■ Written request
Give back each entry unchanged, minus pictures.

============

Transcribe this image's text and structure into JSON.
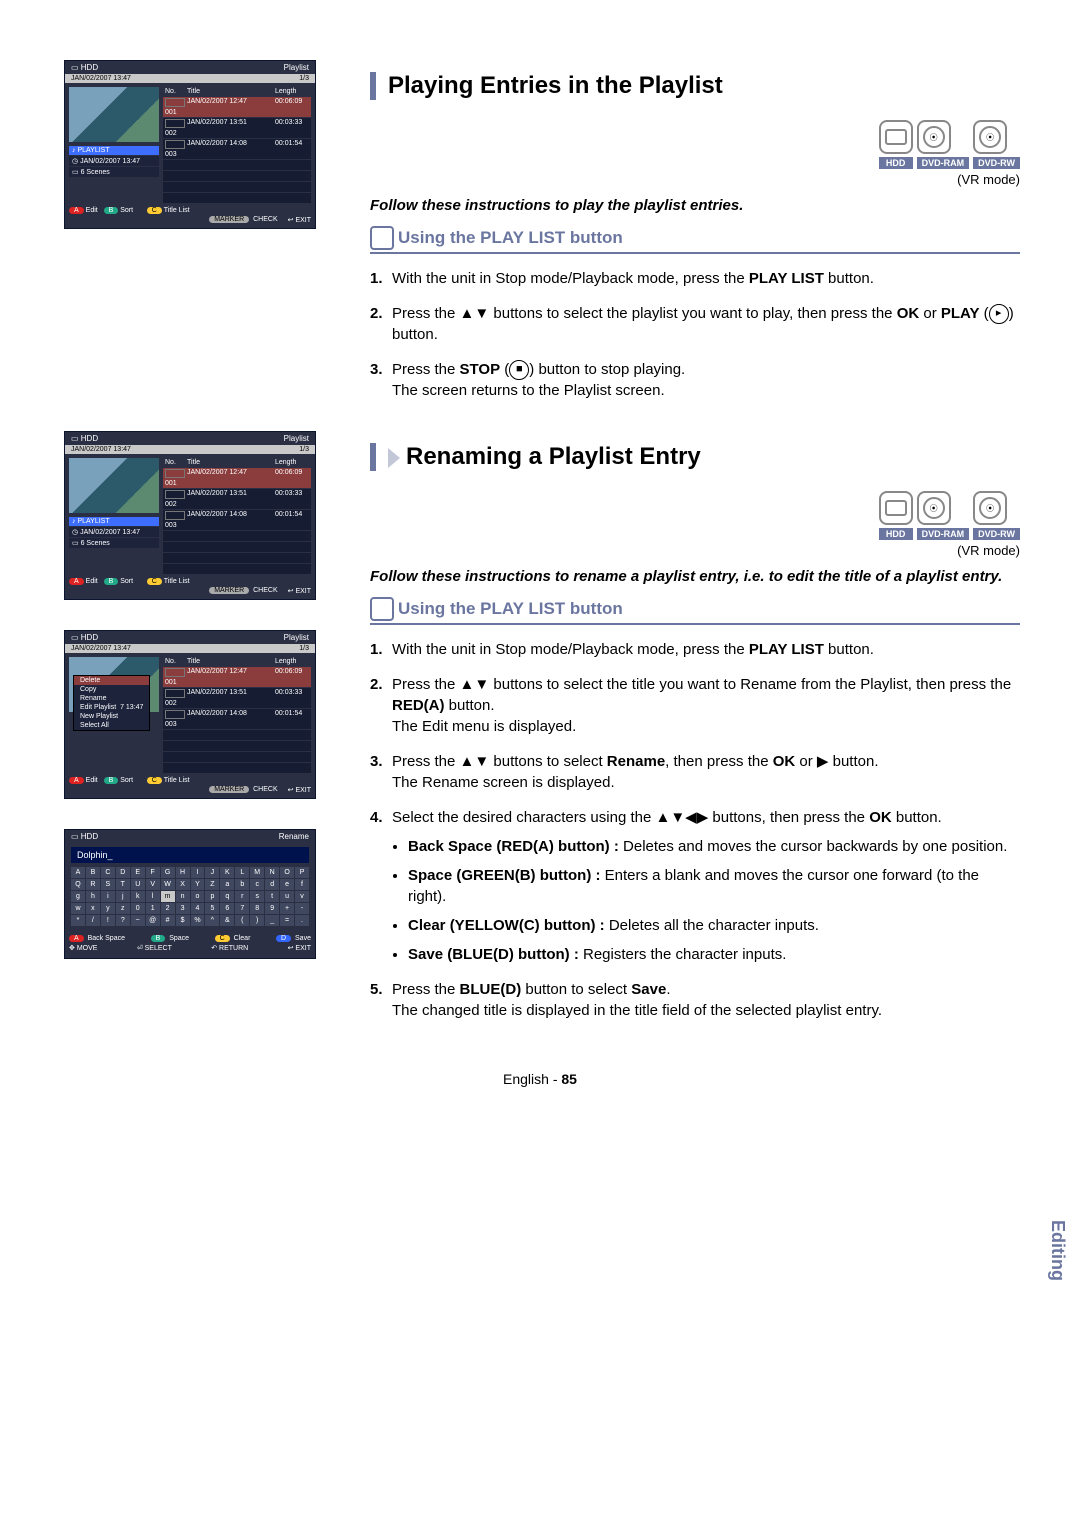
{
  "section1": {
    "title": "Playing Entries in the Playlist",
    "media": {
      "hdd": "HDD",
      "ram": "DVD-RAM",
      "rw": "DVD-RW",
      "vr": "(VR mode)"
    },
    "lead": "Follow these instructions to play the playlist entries.",
    "sub": "Using the PLAY LIST button",
    "steps": {
      "s1a": "With the unit in Stop mode/Playback mode, press the ",
      "s1b": "PLAY LIST",
      "s1c": " button.",
      "s2a": "Press the ▲▼ buttons to select the playlist you want to play, then press the ",
      "s2b": "OK",
      "s2c": " or ",
      "s2d": "PLAY",
      "s2e": " button.",
      "s3a": "Press the ",
      "s3b": "STOP",
      "s3c": " button to stop playing.",
      "s3d": "The screen returns to the Playlist screen."
    }
  },
  "section2": {
    "title": "Renaming a Playlist Entry",
    "media": {
      "hdd": "HDD",
      "ram": "DVD-RAM",
      "rw": "DVD-RW",
      "vr": "(VR mode)"
    },
    "lead": "Follow these instructions to rename a playlist entry, i.e. to edit the title of a playlist entry.",
    "sub": "Using the PLAY LIST button",
    "steps": {
      "s1a": "With the unit in Stop mode/Playback mode, press the ",
      "s1b": "PLAY LIST",
      "s1c": " button.",
      "s2a": "Press the ▲▼ buttons to select the title you want to Rename from the Playlist, then press the ",
      "s2b": "RED(A)",
      "s2c": " button.",
      "s2d": "The Edit menu is displayed.",
      "s3a": "Press the ▲▼ buttons to select ",
      "s3b": "Rename",
      "s3c": ", then press the ",
      "s3d": "OK",
      "s3e": " or ▶ button.",
      "s3f": "The Rename screen is displayed.",
      "s4a": "Select the desired characters using the ▲▼◀▶ buttons, then press the ",
      "s4b": "OK",
      "s4c": " button.",
      "b1a": "Back Space (RED(A) button) : ",
      "b1b": "Deletes and moves the cursor backwards by one position.",
      "b2a": "Space (GREEN(B) button) : ",
      "b2b": "Enters a blank and moves the cursor one forward (to the right).",
      "b3a": "Clear (YELLOW(C) button) : ",
      "b3b": "Deletes all the character inputs.",
      "b4a": "Save (BLUE(D) button) : ",
      "b4b": "Registers the character inputs.",
      "s5a": "Press the ",
      "s5b": "BLUE(D)",
      "s5c": " button to select ",
      "s5d": "Save",
      "s5e": ".",
      "s5f": "The changed title is displayed in the title field of the selected playlist entry."
    }
  },
  "osd": {
    "hdd": "HDD",
    "playlist": "Playlist",
    "subDate": "JAN/02/2007 13:47",
    "subPage": "1/3",
    "cols": {
      "no": "No.",
      "title": "Title",
      "length": "Length"
    },
    "rows": [
      {
        "no": "001",
        "title": "JAN/02/2007 12:47",
        "len": "00:06:09"
      },
      {
        "no": "002",
        "title": "JAN/02/2007 13:51",
        "len": "00:03:33"
      },
      {
        "no": "003",
        "title": "JAN/02/2007 14:08",
        "len": "00:01:54"
      }
    ],
    "side": {
      "playlist": "PLAYLIST",
      "date": "JAN/02/2007 13:47",
      "scenes": "6 Scenes",
      "date2": "7 13:47"
    },
    "foot": {
      "edit": "Edit",
      "sort": "Sort",
      "titlelist": "Title List",
      "marker": "MARKER",
      "check": "CHECK",
      "exit": "EXIT"
    },
    "ctx": [
      "Delete",
      "Copy",
      "Rename",
      "Edit Playlist",
      "New Playlist",
      "Select All"
    ],
    "rename": {
      "title": "Rename",
      "name": "Dolphin_",
      "foot": {
        "back": "Back Space",
        "space": "Space",
        "clear": "Clear",
        "save": "Save",
        "move": "MOVE",
        "select": "SELECT",
        "return": "RETURN",
        "exit": "EXIT"
      }
    }
  },
  "sideTab": "Editing",
  "footer": {
    "lang": "English",
    "page": "85"
  }
}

============

■ Result for this task
Transcribe this image's text and structure into JSON.
{
  "section1": {
    "title": "Playing Entries in the Playlist",
    "media": {
      "hdd": "HDD",
      "ram": "DVD-RAM",
      "rw": "DVD-RW",
      "vr": "(VR mode)"
    },
    "lead": "Follow these instructions to play the playlist entries.",
    "sub": "Using the PLAY LIST button",
    "steps": {
      "s1a": "With the unit in Stop mode/Playback mode, press the ",
      "s1b": "PLAY LIST",
      "s1c": " button.",
      "s2a": "Press the ▲▼ buttons to select the playlist you want to play, then press the ",
      "s2b": "OK",
      "s2c": " or ",
      "s2d": "PLAY",
      "s2e": " button.",
      "s3a": "Press the ",
      "s3b": "STOP",
      "s3c": " button to stop playing.",
      "s3d": "The screen returns to the Playlist screen."
    }
  },
  "section2": {
    "title": "Renaming a Playlist Entry",
    "media": {
      "hdd": "HDD",
      "ram": "DVD-RAM",
      "rw": "DVD-RW",
      "vr": "(VR mode)"
    },
    "lead": "Follow these instructions to rename a playlist entry, i.e. to edit the title of a playlist entry.",
    "sub": "Using the PLAY LIST button",
    "steps": {
      "s1a": "With the unit in Stop mode/Playback mode, press the ",
      "s1b": "PLAY LIST",
      "s1c": " button.",
      "s2a": "Press the ▲▼ buttons to select the title you want to Rename from the Playlist, then press the ",
      "s2b": "RED(A)",
      "s2c": " button.",
      "s2d": "The Edit menu is displayed.",
      "s3a": "Press the ▲▼ buttons to select ",
      "s3b": "Rename",
      "s3c": ", then press the ",
      "s3d": "OK",
      "s3e": " or ▶ button.",
      "s3f": "The Rename screen is displayed.",
      "s4a": "Select the desired characters using the ▲▼◀▶ buttons, then press the ",
      "s4b": "OK",
      "s4c": " button.",
      "b1a": "Back Space (RED(A) button) : ",
      "b1b": "Deletes and moves the cursor backwards by one position.",
      "b2a": "Space (GREEN(B) button) : ",
      "b2b": "Enters a blank and moves the cursor one forward (to the right).",
      "b3a": "Clear (YELLOW(C) button) : ",
      "b3b": "Deletes all the character inputs.",
      "b4a": "Save (BLUE(D) button) : ",
      "b4b": "Registers the character inputs.",
      "s5a": "Press the ",
      "s5b": "BLUE(D)",
      "s5c": " button to select ",
      "s5d": "Save",
      "s5e": ".",
      "s5f": "The changed title is displayed in the title field of the selected playlist entry."
    }
  },
  "osd": {
    "hdd": "HDD",
    "playlist": "Playlist",
    "subDate": "JAN/02/2007 13:47",
    "subPage": "1/3",
    "cols": {
      "no": "No.",
      "title": "Title",
      "length": "Length"
    },
    "rows": [
      {
        "no": "001",
        "title": "JAN/02/2007 12:47",
        "len": "00:06:09"
      },
      {
        "no": "002",
        "title": "JAN/02/2007 13:51",
        "len": "00:03:33"
      },
      {
        "no": "003",
        "title": "JAN/02/2007 14:08",
        "len": "00:01:54"
      }
    ],
    "side": {
      "playlist": "PLAYLIST",
      "date": "JAN/02/2007 13:47",
      "scenes": "6 Scenes",
      "date2": "7 13:47"
    },
    "foot": {
      "edit": "Edit",
      "sort": "Sort",
      "titlelist": "Title List",
      "marker": "MARKER",
      "check": "CHECK",
      "exit": "EXIT"
    },
    "ctx": [
      "Delete",
      "Copy",
      "Rename",
      "Edit Playlist",
      "New Playlist",
      "Select All"
    ],
    "rename": {
      "title": "Rename",
      "name": "Dolphin_",
      "foot": {
        "back": "Back Space",
        "space": "Space",
        "clear": "Clear",
        "save": "Save",
        "move": "MOVE",
        "select": "SELECT",
        "return": "RETURN",
        "exit": "EXIT"
      }
    }
  },
  "sideTab": "Editing",
  "footer": {
    "lang": "English",
    "page": "85"
  }
}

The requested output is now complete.